Each entry below should be echoed exactly, with pictures omitted.

%%

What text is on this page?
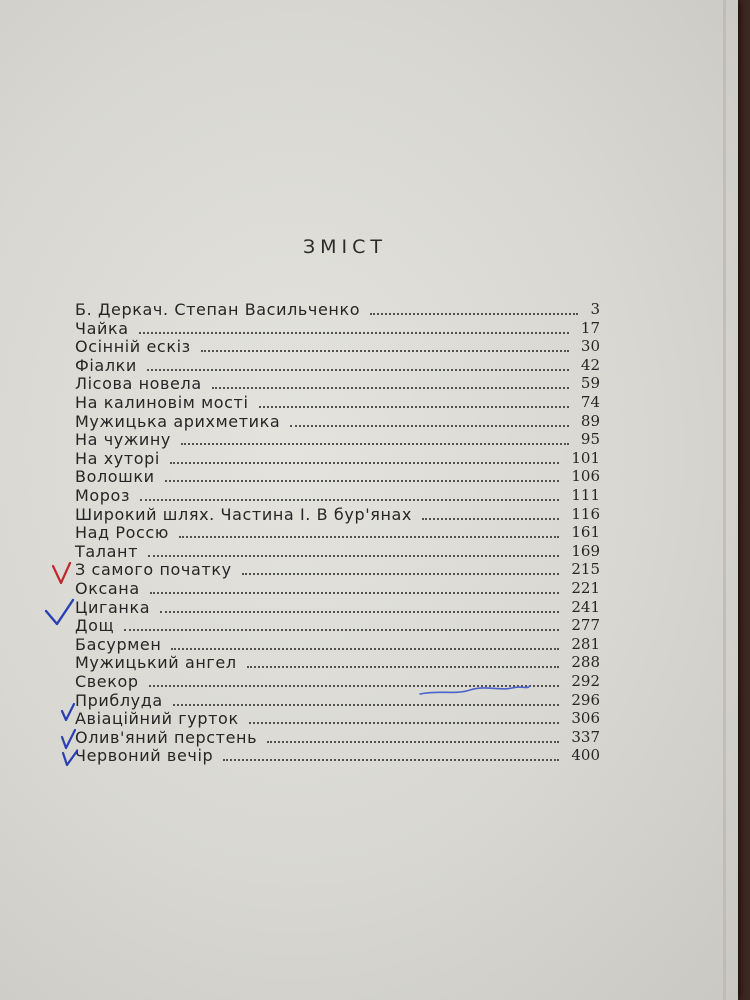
ЗМІСТ
Б. Деркач. Степан Васильченко	3
Чайка	17
Осінній ескіз	30
Фіалки	42
Лісова новела	59
На калиновім мості	74
Мужицька арихметика	89
На чужину	95
На хуторі	101
Волошки	106
Мороз	111
Широкий шлях. Частина І. В бур'янах	116
Над Россю	161
Талант	169
З самого початку	215
Оксана	221
Циганка	241
Дощ	277
Басурмен	281
Мужицький ангел	288
Свекор	292
Приблуда	296
Авіаційний гурток	306
Олив'яний перстень	337
Червоний вечір	400
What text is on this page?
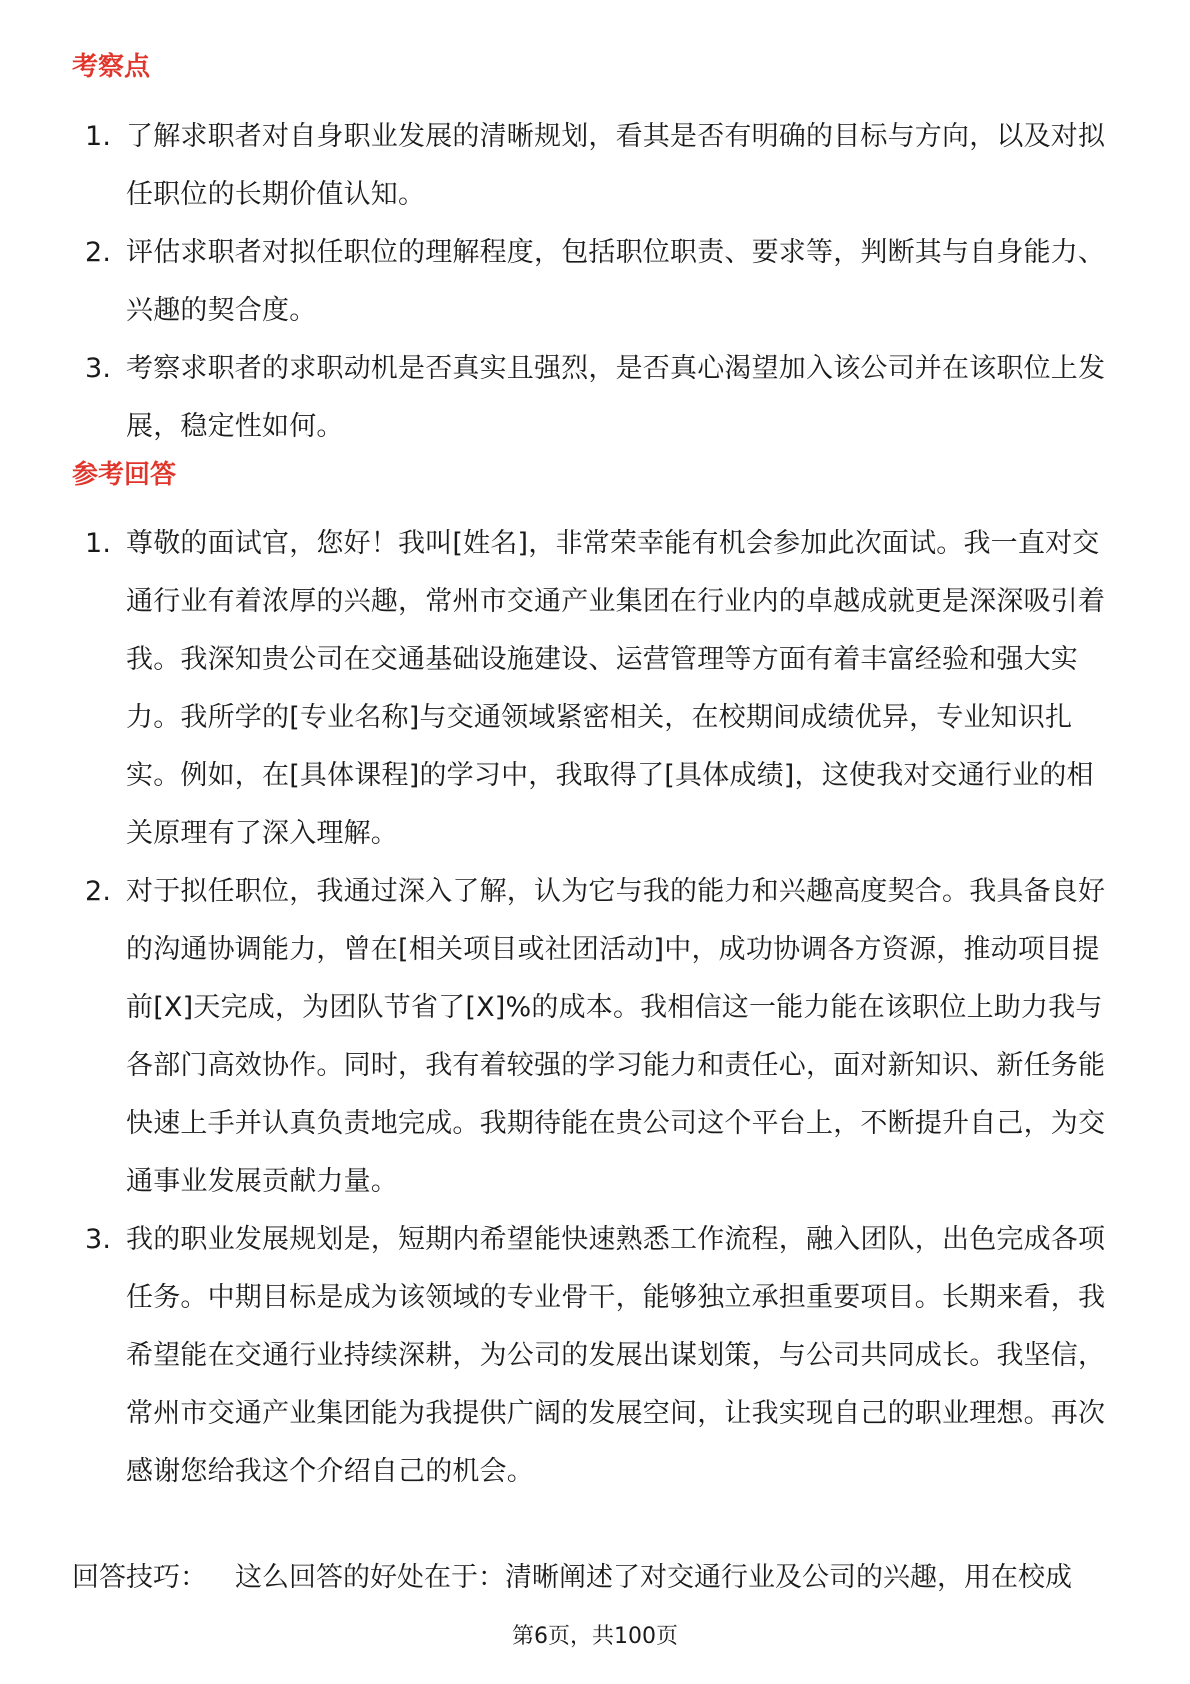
考察点
1. 了解求职者对自身职业发展的清晰规划，看其是否有明确的目标与方向，以及对拟任职位的长期价值认知。
2. 评估求职者对拟任职位的理解程度，包括职位职责、要求等，判断其与自身能力、兴趣的契合度。
3. 考察求职者的求职动机是否真实且强烈，是否真心渴望加入该公司并在该职位上发展，稳定性如何。
参考回答
1. 尊敬的面试官，您好！我叫[姓名]，非常荣幸能有机会参加此次面试。我一直对交通行业有着浓厚的兴趣，常州市交通产业集团在行业内的卓越成就更是深深吸引着我。我深知贵公司在交通基础设施建设、运营管理等方面有着丰富经验和强大实力。我所学的[专业名称]与交通领域紧密相关，在校期间成绩优异，专业知识扎实。例如，在[具体课程]的学习中，我取得了[具体成绩]，这使我对交通行业的相关原理有了深入理解。
2. 对于拟任职位，我通过深入了解，认为它与我的能力和兴趣高度契合。我具备良好的沟通协调能力，曾在[相关项目或社团活动]中，成功协调各方资源，推动项目提前[X]天完成，为团队节省了[X]%的成本。我相信这一能力能在该职位上助力我与各部门高效协作。同时，我有着较强的学习能力和责任心，面对新知识、新任务能快速上手并认真负责地完成。我期待能在贵公司这个平台上，不断提升自己，为交通事业发展贡献力量。
3. 我的职业发展规划是，短期内希望能快速熟悉工作流程，融入团队，出色完成各项任务。中期目标是成为该领域的专业骨干，能够独立承担重要项目。长期来看，我希望能在交通行业持续深耕，为公司的发展出谋划策，与公司共同成长。我坚信，常州市交通产业集团能为我提供广阔的发展空间，让我实现自己的职业理想。再次感谢您给我这个介绍自己的机会。

回答技巧： 这么回答的好处在于：清晰阐述了对交通行业及公司的兴趣，用在校成

第6页，共100页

%%

◆ Completed task:
What text is on this page?
ЗМІСТ
Б. Деркач. Степан Васильченко	3
Чайка	17
Осінній ескіз	30
Фіалки	42
Лісова новела	59
На калиновім мості	74
Мужицька арихметика	89
На чужину	95
На хуторі	101
Волошки	106
Мороз	111
Широкий шлях. Частина І. В бур'янах	116
Над Россю	161
Талант	169
З самого початку	215
Оксана	221
Циганка	241
Дощ	277
Басурмен	281
Мужицький ангел	288
Свекор	292
Приблуда	296
Авіаційний гурток	306
Олив'яний перстень	337
Червоний вечір	400
What text is on this page?
考察点
1. 了解求职者对自身职业发展的清晰规划，看其是否有明确的目标与方向，以及对拟任职位的长期价值认知。
2. 评估求职者对拟任职位的理解程度，包括职位职责、要求等，判断其与自身能力、兴趣的契合度。
3. 考察求职者的求职动机是否真实且强烈，是否真心渴望加入该公司并在该职位上发展，稳定性如何。
参考回答
1. 尊敬的面试官，您好！我叫[姓名]，非常荣幸能有机会参加此次面试。我一直对交通行业有着浓厚的兴趣，常州市交通产业集团在行业内的卓越成就更是深深吸引着我。我深知贵公司在交通基础设施建设、运营管理等方面有着丰富经验和强大实力。我所学的[专业名称]与交通领域紧密相关，在校期间成绩优异，专业知识扎实。例如，在[具体课程]的学习中，我取得了[具体成绩]，这使我对交通行业的相关原理有了深入理解。
2. 对于拟任职位，我通过深入了解，认为它与我的能力和兴趣高度契合。我具备良好的沟通协调能力，曾在[相关项目或社团活动]中，成功协调各方资源，推动项目提前[X]天完成，为团队节省了[X]%的成本。我相信这一能力能在该职位上助力我与各部门高效协作。同时，我有着较强的学习能力和责任心，面对新知识、新任务能快速上手并认真负责地完成。我期待能在贵公司这个平台上，不断提升自己，为交通事业发展贡献力量。
3. 我的职业发展规划是，短期内希望能快速熟悉工作流程，融入团队，出色完成各项任务。中期目标是成为该领域的专业骨干，能够独立承担重要项目。长期来看，我希望能在交通行业持续深耕，为公司的发展出谋划策，与公司共同成长。我坚信，常州市交通产业集团能为我提供广阔的发展空间，让我实现自己的职业理想。再次感谢您给我这个介绍自己的机会。

回答技巧： 这么回答的好处在于：清晰阐述了对交通行业及公司的兴趣，用在校成

第6页，共100页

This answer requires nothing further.